EXTRACTED RECORDS

>> Begin

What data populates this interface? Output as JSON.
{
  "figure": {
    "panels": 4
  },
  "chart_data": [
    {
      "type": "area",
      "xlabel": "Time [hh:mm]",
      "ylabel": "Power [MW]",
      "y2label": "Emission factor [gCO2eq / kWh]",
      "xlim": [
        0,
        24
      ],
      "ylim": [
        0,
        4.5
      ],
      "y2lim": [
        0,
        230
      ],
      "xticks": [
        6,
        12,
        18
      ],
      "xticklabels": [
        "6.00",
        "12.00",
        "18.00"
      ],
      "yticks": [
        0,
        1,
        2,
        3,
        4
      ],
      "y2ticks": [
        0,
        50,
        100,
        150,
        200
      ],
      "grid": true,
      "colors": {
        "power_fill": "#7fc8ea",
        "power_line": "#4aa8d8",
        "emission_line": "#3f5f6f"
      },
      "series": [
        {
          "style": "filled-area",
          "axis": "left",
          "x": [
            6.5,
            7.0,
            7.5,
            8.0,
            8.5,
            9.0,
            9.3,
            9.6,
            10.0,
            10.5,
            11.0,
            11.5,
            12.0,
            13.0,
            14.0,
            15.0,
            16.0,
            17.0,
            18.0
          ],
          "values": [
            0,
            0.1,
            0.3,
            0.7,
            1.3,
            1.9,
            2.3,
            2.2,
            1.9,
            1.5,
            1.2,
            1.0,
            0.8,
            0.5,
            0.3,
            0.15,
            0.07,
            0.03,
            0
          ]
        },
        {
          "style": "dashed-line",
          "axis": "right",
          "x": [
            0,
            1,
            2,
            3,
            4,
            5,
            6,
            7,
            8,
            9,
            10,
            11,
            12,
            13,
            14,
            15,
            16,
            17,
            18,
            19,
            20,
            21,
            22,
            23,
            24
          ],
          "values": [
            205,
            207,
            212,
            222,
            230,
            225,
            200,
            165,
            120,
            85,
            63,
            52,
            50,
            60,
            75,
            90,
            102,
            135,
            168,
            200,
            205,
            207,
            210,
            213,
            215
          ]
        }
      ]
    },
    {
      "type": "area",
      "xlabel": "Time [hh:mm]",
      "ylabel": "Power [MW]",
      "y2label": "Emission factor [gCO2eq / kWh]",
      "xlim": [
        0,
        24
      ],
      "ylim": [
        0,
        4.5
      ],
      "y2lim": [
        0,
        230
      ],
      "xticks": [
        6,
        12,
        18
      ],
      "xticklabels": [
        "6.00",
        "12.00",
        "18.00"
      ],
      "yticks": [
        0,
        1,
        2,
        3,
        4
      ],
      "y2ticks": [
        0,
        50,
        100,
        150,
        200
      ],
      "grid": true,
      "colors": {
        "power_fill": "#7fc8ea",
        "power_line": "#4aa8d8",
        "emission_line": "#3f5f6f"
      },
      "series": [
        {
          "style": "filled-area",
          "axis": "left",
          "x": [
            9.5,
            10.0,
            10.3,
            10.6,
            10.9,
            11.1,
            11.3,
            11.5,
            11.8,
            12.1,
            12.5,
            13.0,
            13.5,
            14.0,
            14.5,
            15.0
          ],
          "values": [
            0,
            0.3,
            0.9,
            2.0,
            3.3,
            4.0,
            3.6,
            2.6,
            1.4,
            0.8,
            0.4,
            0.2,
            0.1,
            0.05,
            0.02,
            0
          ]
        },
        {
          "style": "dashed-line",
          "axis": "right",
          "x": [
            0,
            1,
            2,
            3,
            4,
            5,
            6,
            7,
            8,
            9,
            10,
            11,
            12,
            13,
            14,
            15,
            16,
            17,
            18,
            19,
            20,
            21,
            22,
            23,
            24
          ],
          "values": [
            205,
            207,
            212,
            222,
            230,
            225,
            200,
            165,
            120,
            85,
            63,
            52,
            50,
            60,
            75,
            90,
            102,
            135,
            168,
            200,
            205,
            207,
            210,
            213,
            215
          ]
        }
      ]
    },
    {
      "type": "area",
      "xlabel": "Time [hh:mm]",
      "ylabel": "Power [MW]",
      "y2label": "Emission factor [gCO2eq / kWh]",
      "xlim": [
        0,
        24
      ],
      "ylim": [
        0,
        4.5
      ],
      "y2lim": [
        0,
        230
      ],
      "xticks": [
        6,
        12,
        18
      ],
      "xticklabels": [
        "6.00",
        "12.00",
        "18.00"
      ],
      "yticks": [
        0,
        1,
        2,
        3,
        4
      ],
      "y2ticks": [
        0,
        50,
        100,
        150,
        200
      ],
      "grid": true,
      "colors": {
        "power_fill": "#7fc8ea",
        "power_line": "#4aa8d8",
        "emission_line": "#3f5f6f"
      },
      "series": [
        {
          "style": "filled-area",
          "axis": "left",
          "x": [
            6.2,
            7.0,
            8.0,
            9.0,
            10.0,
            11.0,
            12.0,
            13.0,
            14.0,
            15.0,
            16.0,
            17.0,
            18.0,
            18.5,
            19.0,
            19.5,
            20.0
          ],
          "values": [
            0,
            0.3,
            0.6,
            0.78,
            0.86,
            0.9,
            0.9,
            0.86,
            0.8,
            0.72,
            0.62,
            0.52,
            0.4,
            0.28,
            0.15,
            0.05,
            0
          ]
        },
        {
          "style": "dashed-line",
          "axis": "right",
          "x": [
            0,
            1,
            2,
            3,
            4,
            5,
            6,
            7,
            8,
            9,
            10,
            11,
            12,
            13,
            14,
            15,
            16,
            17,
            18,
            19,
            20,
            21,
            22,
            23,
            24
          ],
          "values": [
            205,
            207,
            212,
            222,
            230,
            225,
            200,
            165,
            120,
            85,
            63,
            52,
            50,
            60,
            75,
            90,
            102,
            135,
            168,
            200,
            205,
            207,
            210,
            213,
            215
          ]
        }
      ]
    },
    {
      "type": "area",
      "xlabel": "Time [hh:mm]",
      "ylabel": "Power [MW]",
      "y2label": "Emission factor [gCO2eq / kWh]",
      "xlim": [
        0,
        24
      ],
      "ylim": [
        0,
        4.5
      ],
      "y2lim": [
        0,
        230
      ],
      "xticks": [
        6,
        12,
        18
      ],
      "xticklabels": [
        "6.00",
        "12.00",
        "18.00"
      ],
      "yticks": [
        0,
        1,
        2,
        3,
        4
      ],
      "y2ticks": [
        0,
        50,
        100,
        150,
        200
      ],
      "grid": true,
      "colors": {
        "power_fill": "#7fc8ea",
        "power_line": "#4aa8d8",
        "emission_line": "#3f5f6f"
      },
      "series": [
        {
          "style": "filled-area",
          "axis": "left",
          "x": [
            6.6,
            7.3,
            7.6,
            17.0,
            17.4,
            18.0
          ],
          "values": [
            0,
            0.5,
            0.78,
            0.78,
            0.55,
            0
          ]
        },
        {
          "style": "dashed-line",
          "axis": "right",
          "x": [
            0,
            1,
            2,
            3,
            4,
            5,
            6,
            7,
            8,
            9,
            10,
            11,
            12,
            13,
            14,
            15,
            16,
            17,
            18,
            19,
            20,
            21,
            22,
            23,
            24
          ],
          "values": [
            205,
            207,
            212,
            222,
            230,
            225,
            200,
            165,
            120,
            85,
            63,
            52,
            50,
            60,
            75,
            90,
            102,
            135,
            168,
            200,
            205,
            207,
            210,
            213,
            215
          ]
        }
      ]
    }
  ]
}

>> End

EXERCISE
Go through the listing and copy all of it exactly.

RESULT OF THE TASK
What data populates this interface? Output as JSON.
{
  "figure": {
    "panels": 4
  },
  "chart_data": [
    {
      "type": "area",
      "xlabel": "Time [hh:mm]",
      "ylabel": "Power [MW]",
      "y2label": "Emission factor [gCO2eq / kWh]",
      "xlim": [
        0,
        24
      ],
      "ylim": [
        0,
        4.5
      ],
      "y2lim": [
        0,
        230
      ],
      "xticks": [
        6,
        12,
        18
      ],
      "xticklabels": [
        "6.00",
        "12.00",
        "18.00"
      ],
      "yticks": [
        0,
        1,
        2,
        3,
        4
      ],
      "y2ticks": [
        0,
        50,
        100,
        150,
        200
      ],
      "grid": true,
      "colors": {
        "power_fill": "#7fc8ea",
        "power_line": "#4aa8d8",
        "emission_line": "#3f5f6f"
      },
      "series": [
        {
          "style": "filled-area",
          "axis": "left",
          "x": [
            6.5,
            7.0,
            7.5,
            8.0,
            8.5,
            9.0,
            9.3,
            9.6,
            10.0,
            10.5,
            11.0,
            11.5,
            12.0,
            13.0,
            14.0,
            15.0,
            16.0,
            17.0,
            18.0
          ],
          "values": [
            0,
            0.1,
            0.3,
            0.7,
            1.3,
            1.9,
            2.3,
            2.2,
            1.9,
            1.5,
            1.2,
            1.0,
            0.8,
            0.5,
            0.3,
            0.15,
            0.07,
            0.03,
            0
          ]
        },
        {
          "style": "dashed-line",
          "axis": "right",
          "x": [
            0,
            1,
            2,
            3,
            4,
            5,
            6,
            7,
            8,
            9,
            10,
            11,
            12,
            13,
            14,
            15,
            16,
            17,
            18,
            19,
            20,
            21,
            22,
            23,
            24
          ],
          "values": [
            205,
            207,
            212,
            222,
            230,
            225,
            200,
            165,
            120,
            85,
            63,
            52,
            50,
            60,
            75,
            90,
            102,
            135,
            168,
            200,
            205,
            207,
            210,
            213,
            215
          ]
        }
      ]
    },
    {
      "type": "area",
      "xlabel": "Time [hh:mm]",
      "ylabel": "Power [MW]",
      "y2label": "Emission factor [gCO2eq / kWh]",
      "xlim": [
        0,
        24
      ],
      "ylim": [
        0,
        4.5
      ],
      "y2lim": [
        0,
        230
      ],
      "xticks": [
        6,
        12,
        18
      ],
      "xticklabels": [
        "6.00",
        "12.00",
        "18.00"
      ],
      "yticks": [
        0,
        1,
        2,
        3,
        4
      ],
      "y2ticks": [
        0,
        50,
        100,
        150,
        200
      ],
      "grid": true,
      "colors": {
        "power_fill": "#7fc8ea",
        "power_line": "#4aa8d8",
        "emission_line": "#3f5f6f"
      },
      "series": [
        {
          "style": "filled-area",
          "axis": "left",
          "x": [
            9.5,
            10.0,
            10.3,
            10.6,
            10.9,
            11.1,
            11.3,
            11.5,
            11.8,
            12.1,
            12.5,
            13.0,
            13.5,
            14.0,
            14.5,
            15.0
          ],
          "values": [
            0,
            0.3,
            0.9,
            2.0,
            3.3,
            4.0,
            3.6,
            2.6,
            1.4,
            0.8,
            0.4,
            0.2,
            0.1,
            0.05,
            0.02,
            0
          ]
        },
        {
          "style": "dashed-line",
          "axis": "right",
          "x": [
            0,
            1,
            2,
            3,
            4,
            5,
            6,
            7,
            8,
            9,
            10,
            11,
            12,
            13,
            14,
            15,
            16,
            17,
            18,
            19,
            20,
            21,
            22,
            23,
            24
          ],
          "values": [
            205,
            207,
            212,
            222,
            230,
            225,
            200,
            165,
            120,
            85,
            63,
            52,
            50,
            60,
            75,
            90,
            102,
            135,
            168,
            200,
            205,
            207,
            210,
            213,
            215
          ]
        }
      ]
    },
    {
      "type": "area",
      "xlabel": "Time [hh:mm]",
      "ylabel": "Power [MW]",
      "y2label": "Emission factor [gCO2eq / kWh]",
      "xlim": [
        0,
        24
      ],
      "ylim": [
        0,
        4.5
      ],
      "y2lim": [
        0,
        230
      ],
      "xticks": [
        6,
        12,
        18
      ],
      "xticklabels": [
        "6.00",
        "12.00",
        "18.00"
      ],
      "yticks": [
        0,
        1,
        2,
        3,
        4
      ],
      "y2ticks": [
        0,
        50,
        100,
        150,
        200
      ],
      "grid": true,
      "colors": {
        "power_fill": "#7fc8ea",
        "power_line": "#4aa8d8",
        "emission_line": "#3f5f6f"
      },
      "series": [
        {
          "style": "filled-area",
          "axis": "left",
          "x": [
            6.2,
            7.0,
            8.0,
            9.0,
            10.0,
            11.0,
            12.0,
            13.0,
            14.0,
            15.0,
            16.0,
            17.0,
            18.0,
            18.5,
            19.0,
            19.5,
            20.0
          ],
          "values": [
            0,
            0.3,
            0.6,
            0.78,
            0.86,
            0.9,
            0.9,
            0.86,
            0.8,
            0.72,
            0.62,
            0.52,
            0.4,
            0.28,
            0.15,
            0.05,
            0
          ]
        },
        {
          "style": "dashed-line",
          "axis": "right",
          "x": [
            0,
            1,
            2,
            3,
            4,
            5,
            6,
            7,
            8,
            9,
            10,
            11,
            12,
            13,
            14,
            15,
            16,
            17,
            18,
            19,
            20,
            21,
            22,
            23,
            24
          ],
          "values": [
            205,
            207,
            212,
            222,
            230,
            225,
            200,
            165,
            120,
            85,
            63,
            52,
            50,
            60,
            75,
            90,
            102,
            135,
            168,
            200,
            205,
            207,
            210,
            213,
            215
          ]
        }
      ]
    },
    {
      "type": "area",
      "xlabel": "Time [hh:mm]",
      "ylabel": "Power [MW]",
      "y2label": "Emission factor [gCO2eq / kWh]",
      "xlim": [
        0,
        24
      ],
      "ylim": [
        0,
        4.5
      ],
      "y2lim": [
        0,
        230
      ],
      "xticks": [
        6,
        12,
        18
      ],
      "xticklabels": [
        "6.00",
        "12.00",
        "18.00"
      ],
      "yticks": [
        0,
        1,
        2,
        3,
        4
      ],
      "y2ticks": [
        0,
        50,
        100,
        150,
        200
      ],
      "grid": true,
      "colors": {
        "power_fill": "#7fc8ea",
        "power_line": "#4aa8d8",
        "emission_line": "#3f5f6f"
      },
      "series": [
        {
          "style": "filled-area",
          "axis": "left",
          "x": [
            6.6,
            7.3,
            7.6,
            17.0,
            17.4,
            18.0
          ],
          "values": [
            0,
            0.5,
            0.78,
            0.78,
            0.55,
            0
          ]
        },
        {
          "style": "dashed-line",
          "axis": "right",
          "x": [
            0,
            1,
            2,
            3,
            4,
            5,
            6,
            7,
            8,
            9,
            10,
            11,
            12,
            13,
            14,
            15,
            16,
            17,
            18,
            19,
            20,
            21,
            22,
            23,
            24
          ],
          "values": [
            205,
            207,
            212,
            222,
            230,
            225,
            200,
            165,
            120,
            85,
            63,
            52,
            50,
            60,
            75,
            90,
            102,
            135,
            168,
            200,
            205,
            207,
            210,
            213,
            215
          ]
        }
      ]
    }
  ]
}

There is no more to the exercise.